>> start Entries provided

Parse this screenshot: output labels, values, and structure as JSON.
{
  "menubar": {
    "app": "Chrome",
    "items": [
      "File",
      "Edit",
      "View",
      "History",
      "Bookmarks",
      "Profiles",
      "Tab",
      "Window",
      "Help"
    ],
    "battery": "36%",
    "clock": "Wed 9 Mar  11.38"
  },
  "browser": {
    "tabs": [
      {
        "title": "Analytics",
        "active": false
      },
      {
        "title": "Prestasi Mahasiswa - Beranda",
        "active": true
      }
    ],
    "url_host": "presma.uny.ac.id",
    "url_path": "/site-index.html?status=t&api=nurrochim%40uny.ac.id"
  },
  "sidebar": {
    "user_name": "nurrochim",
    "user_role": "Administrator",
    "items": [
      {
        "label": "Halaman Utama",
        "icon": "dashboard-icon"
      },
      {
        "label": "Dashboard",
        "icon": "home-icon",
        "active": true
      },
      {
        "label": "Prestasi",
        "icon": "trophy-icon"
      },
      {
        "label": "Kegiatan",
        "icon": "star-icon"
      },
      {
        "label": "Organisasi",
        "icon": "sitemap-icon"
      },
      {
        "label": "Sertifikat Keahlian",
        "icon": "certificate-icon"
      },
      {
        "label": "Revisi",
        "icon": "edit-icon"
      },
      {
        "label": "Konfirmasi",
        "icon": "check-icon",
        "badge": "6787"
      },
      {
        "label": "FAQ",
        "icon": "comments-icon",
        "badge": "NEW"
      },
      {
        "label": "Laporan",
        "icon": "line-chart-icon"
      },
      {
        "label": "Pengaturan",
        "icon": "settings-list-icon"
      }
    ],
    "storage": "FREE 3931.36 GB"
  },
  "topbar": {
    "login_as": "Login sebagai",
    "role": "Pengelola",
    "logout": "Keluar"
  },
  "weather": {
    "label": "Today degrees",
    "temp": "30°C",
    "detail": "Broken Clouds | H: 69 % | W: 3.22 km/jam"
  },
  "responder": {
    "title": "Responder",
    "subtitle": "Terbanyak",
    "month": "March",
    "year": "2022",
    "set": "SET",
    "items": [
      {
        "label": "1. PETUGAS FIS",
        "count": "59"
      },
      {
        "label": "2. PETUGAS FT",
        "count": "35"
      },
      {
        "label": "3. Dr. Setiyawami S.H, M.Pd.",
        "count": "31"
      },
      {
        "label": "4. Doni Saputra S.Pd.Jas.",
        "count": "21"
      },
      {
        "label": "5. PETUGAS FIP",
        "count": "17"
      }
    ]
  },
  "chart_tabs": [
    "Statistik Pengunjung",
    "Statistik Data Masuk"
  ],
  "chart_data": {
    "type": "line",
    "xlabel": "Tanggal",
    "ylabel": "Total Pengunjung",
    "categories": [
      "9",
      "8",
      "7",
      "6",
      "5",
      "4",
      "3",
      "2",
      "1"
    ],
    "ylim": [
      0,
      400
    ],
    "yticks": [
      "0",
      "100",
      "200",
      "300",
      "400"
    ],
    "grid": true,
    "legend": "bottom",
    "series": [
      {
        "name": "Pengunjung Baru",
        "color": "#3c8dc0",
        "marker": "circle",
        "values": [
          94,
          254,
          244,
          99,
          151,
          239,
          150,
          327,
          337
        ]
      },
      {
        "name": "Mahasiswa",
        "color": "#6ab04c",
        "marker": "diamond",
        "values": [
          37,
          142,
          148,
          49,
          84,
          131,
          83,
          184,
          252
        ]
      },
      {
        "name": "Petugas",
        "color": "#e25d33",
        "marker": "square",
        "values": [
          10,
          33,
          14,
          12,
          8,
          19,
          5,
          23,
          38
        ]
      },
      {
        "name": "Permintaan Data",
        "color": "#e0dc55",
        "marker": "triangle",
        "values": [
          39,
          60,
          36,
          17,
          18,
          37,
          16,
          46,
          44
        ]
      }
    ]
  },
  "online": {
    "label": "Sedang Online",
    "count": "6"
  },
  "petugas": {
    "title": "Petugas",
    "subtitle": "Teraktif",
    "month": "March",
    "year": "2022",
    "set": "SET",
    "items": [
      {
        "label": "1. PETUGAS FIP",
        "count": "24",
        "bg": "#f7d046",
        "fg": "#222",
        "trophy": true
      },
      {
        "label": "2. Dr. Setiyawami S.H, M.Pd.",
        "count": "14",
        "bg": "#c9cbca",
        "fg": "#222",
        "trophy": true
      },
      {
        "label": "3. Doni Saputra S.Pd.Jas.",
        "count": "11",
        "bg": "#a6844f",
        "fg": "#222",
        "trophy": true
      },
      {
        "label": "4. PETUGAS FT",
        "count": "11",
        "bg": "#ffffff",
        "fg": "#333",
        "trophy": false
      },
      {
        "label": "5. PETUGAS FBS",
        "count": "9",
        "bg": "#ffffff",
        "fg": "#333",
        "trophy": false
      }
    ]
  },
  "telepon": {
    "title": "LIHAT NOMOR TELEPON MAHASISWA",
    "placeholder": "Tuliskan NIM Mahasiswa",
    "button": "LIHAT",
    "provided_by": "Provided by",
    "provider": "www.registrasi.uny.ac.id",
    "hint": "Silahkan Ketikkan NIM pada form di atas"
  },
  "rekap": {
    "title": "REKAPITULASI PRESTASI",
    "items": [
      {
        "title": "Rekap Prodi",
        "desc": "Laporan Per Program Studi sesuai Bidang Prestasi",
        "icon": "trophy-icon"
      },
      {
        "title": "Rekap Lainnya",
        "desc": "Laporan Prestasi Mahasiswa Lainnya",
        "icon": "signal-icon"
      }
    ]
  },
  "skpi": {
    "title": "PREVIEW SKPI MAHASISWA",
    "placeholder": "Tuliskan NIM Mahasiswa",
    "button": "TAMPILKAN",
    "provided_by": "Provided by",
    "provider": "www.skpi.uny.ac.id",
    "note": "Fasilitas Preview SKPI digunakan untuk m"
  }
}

>> end Entries provided

- Objective -
Extract all of the data above and output it character for character.

- In response -
Parse this screenshot: output labels, values, and structure as JSON.
{
  "menubar": {
    "app": "Chrome",
    "items": [
      "File",
      "Edit",
      "View",
      "History",
      "Bookmarks",
      "Profiles",
      "Tab",
      "Window",
      "Help"
    ],
    "battery": "36%",
    "clock": "Wed 9 Mar  11.38"
  },
  "browser": {
    "tabs": [
      {
        "title": "Analytics",
        "active": false
      },
      {
        "title": "Prestasi Mahasiswa - Beranda",
        "active": true
      }
    ],
    "url_host": "presma.uny.ac.id",
    "url_path": "/site-index.html?status=t&api=nurrochim%40uny.ac.id"
  },
  "sidebar": {
    "user_name": "nurrochim",
    "user_role": "Administrator",
    "items": [
      {
        "label": "Halaman Utama",
        "icon": "dashboard-icon"
      },
      {
        "label": "Dashboard",
        "icon": "home-icon",
        "active": true
      },
      {
        "label": "Prestasi",
        "icon": "trophy-icon"
      },
      {
        "label": "Kegiatan",
        "icon": "star-icon"
      },
      {
        "label": "Organisasi",
        "icon": "sitemap-icon"
      },
      {
        "label": "Sertifikat Keahlian",
        "icon": "certificate-icon"
      },
      {
        "label": "Revisi",
        "icon": "edit-icon"
      },
      {
        "label": "Konfirmasi",
        "icon": "check-icon",
        "badge": "6787"
      },
      {
        "label": "FAQ",
        "icon": "comments-icon",
        "badge": "NEW"
      },
      {
        "label": "Laporan",
        "icon": "line-chart-icon"
      },
      {
        "label": "Pengaturan",
        "icon": "settings-list-icon"
      }
    ],
    "storage": "FREE 3931.36 GB"
  },
  "topbar": {
    "login_as": "Login sebagai",
    "role": "Pengelola",
    "logout": "Keluar"
  },
  "weather": {
    "label": "Today degrees",
    "temp": "30°C",
    "detail": "Broken Clouds | H: 69 % | W: 3.22 km/jam"
  },
  "responder": {
    "title": "Responder",
    "subtitle": "Terbanyak",
    "month": "March",
    "year": "2022",
    "set": "SET",
    "items": [
      {
        "label": "1. PETUGAS FIS",
        "count": "59"
      },
      {
        "label": "2. PETUGAS FT",
        "count": "35"
      },
      {
        "label": "3. Dr. Setiyawami S.H, M.Pd.",
        "count": "31"
      },
      {
        "label": "4. Doni Saputra S.Pd.Jas.",
        "count": "21"
      },
      {
        "label": "5. PETUGAS FIP",
        "count": "17"
      }
    ]
  },
  "chart_tabs": [
    "Statistik Pengunjung",
    "Statistik Data Masuk"
  ],
  "chart_data": {
    "type": "line",
    "xlabel": "Tanggal",
    "ylabel": "Total Pengunjung",
    "categories": [
      "9",
      "8",
      "7",
      "6",
      "5",
      "4",
      "3",
      "2",
      "1"
    ],
    "ylim": [
      0,
      400
    ],
    "yticks": [
      "0",
      "100",
      "200",
      "300",
      "400"
    ],
    "grid": true,
    "legend": "bottom",
    "series": [
      {
        "name": "Pengunjung Baru",
        "color": "#3c8dc0",
        "marker": "circle",
        "values": [
          94,
          254,
          244,
          99,
          151,
          239,
          150,
          327,
          337
        ]
      },
      {
        "name": "Mahasiswa",
        "color": "#6ab04c",
        "marker": "diamond",
        "values": [
          37,
          142,
          148,
          49,
          84,
          131,
          83,
          184,
          252
        ]
      },
      {
        "name": "Petugas",
        "color": "#e25d33",
        "marker": "square",
        "values": [
          10,
          33,
          14,
          12,
          8,
          19,
          5,
          23,
          38
        ]
      },
      {
        "name": "Permintaan Data",
        "color": "#e0dc55",
        "marker": "triangle",
        "values": [
          39,
          60,
          36,
          17,
          18,
          37,
          16,
          46,
          44
        ]
      }
    ]
  },
  "online": {
    "label": "Sedang Online",
    "count": "6"
  },
  "petugas": {
    "title": "Petugas",
    "subtitle": "Teraktif",
    "month": "March",
    "year": "2022",
    "set": "SET",
    "items": [
      {
        "label": "1. PETUGAS FIP",
        "count": "24",
        "bg": "#f7d046",
        "fg": "#222",
        "trophy": true
      },
      {
        "label": "2. Dr. Setiyawami S.H, M.Pd.",
        "count": "14",
        "bg": "#c9cbca",
        "fg": "#222",
        "trophy": true
      },
      {
        "label": "3. Doni Saputra S.Pd.Jas.",
        "count": "11",
        "bg": "#a6844f",
        "fg": "#222",
        "trophy": true
      },
      {
        "label": "4. PETUGAS FT",
        "count": "11",
        "bg": "#ffffff",
        "fg": "#333",
        "trophy": false
      },
      {
        "label": "5. PETUGAS FBS",
        "count": "9",
        "bg": "#ffffff",
        "fg": "#333",
        "trophy": false
      }
    ]
  },
  "telepon": {
    "title": "LIHAT NOMOR TELEPON MAHASISWA",
    "placeholder": "Tuliskan NIM Mahasiswa",
    "button": "LIHAT",
    "provided_by": "Provided by",
    "provider": "www.registrasi.uny.ac.id",
    "hint": "Silahkan Ketikkan NIM pada form di atas"
  },
  "rekap": {
    "title": "REKAPITULASI PRESTASI",
    "items": [
      {
        "title": "Rekap Prodi",
        "desc": "Laporan Per Program Studi sesuai Bidang Prestasi",
        "icon": "trophy-icon"
      },
      {
        "title": "Rekap Lainnya",
        "desc": "Laporan Prestasi Mahasiswa Lainnya",
        "icon": "signal-icon"
      }
    ]
  },
  "skpi": {
    "title": "PREVIEW SKPI MAHASISWA",
    "placeholder": "Tuliskan NIM Mahasiswa",
    "button": "TAMPILKAN",
    "provided_by": "Provided by",
    "provider": "www.skpi.uny.ac.id",
    "note": "Fasilitas Preview SKPI digunakan untuk m"
  }
}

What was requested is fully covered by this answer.